Exercise aim:
Every line of the material is to be quoted verbatim, minus the pictures.

-------- Provided information --------

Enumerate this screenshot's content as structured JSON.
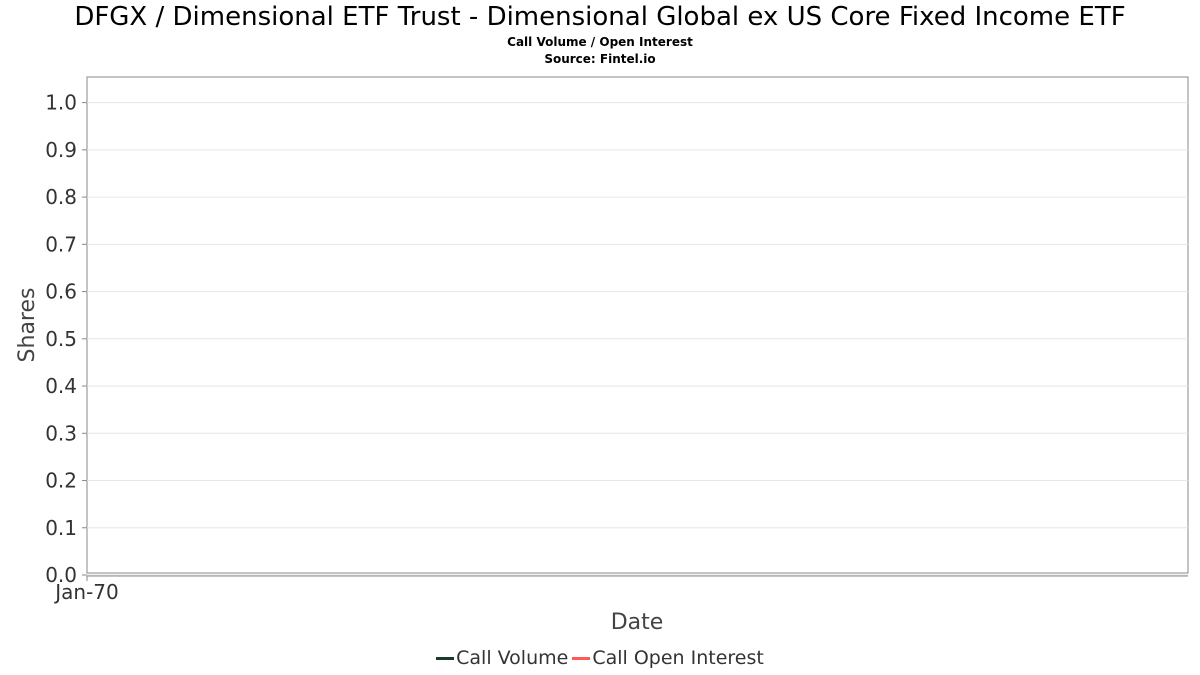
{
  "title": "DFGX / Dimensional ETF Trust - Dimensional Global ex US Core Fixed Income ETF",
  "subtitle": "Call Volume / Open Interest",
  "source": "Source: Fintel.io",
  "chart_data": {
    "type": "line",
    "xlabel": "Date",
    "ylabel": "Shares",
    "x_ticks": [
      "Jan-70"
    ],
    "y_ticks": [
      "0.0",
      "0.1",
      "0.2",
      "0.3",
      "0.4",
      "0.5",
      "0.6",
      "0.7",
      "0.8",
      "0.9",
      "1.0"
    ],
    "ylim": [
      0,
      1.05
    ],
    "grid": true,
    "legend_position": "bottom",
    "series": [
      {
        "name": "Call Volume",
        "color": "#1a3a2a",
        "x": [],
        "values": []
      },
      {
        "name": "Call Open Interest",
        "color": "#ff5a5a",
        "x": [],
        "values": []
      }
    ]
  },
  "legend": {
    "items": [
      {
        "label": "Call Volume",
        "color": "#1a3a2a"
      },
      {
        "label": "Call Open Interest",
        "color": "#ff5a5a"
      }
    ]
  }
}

--------

In response:
Enumerate this screenshot's content as structured JSON.
{
  "title": "DFGX / Dimensional ETF Trust - Dimensional Global ex US Core Fixed Income ETF",
  "subtitle": "Call Volume / Open Interest",
  "source": "Source: Fintel.io",
  "chart_data": {
    "type": "line",
    "xlabel": "Date",
    "ylabel": "Shares",
    "x_ticks": [
      "Jan-70"
    ],
    "y_ticks": [
      "0.0",
      "0.1",
      "0.2",
      "0.3",
      "0.4",
      "0.5",
      "0.6",
      "0.7",
      "0.8",
      "0.9",
      "1.0"
    ],
    "ylim": [
      0,
      1.05
    ],
    "grid": true,
    "legend_position": "bottom",
    "series": [
      {
        "name": "Call Volume",
        "color": "#1a3a2a",
        "x": [],
        "values": []
      },
      {
        "name": "Call Open Interest",
        "color": "#ff5a5a",
        "x": [],
        "values": []
      }
    ]
  },
  "legend": {
    "items": [
      {
        "label": "Call Volume",
        "color": "#1a3a2a"
      },
      {
        "label": "Call Open Interest",
        "color": "#ff5a5a"
      }
    ]
  }
}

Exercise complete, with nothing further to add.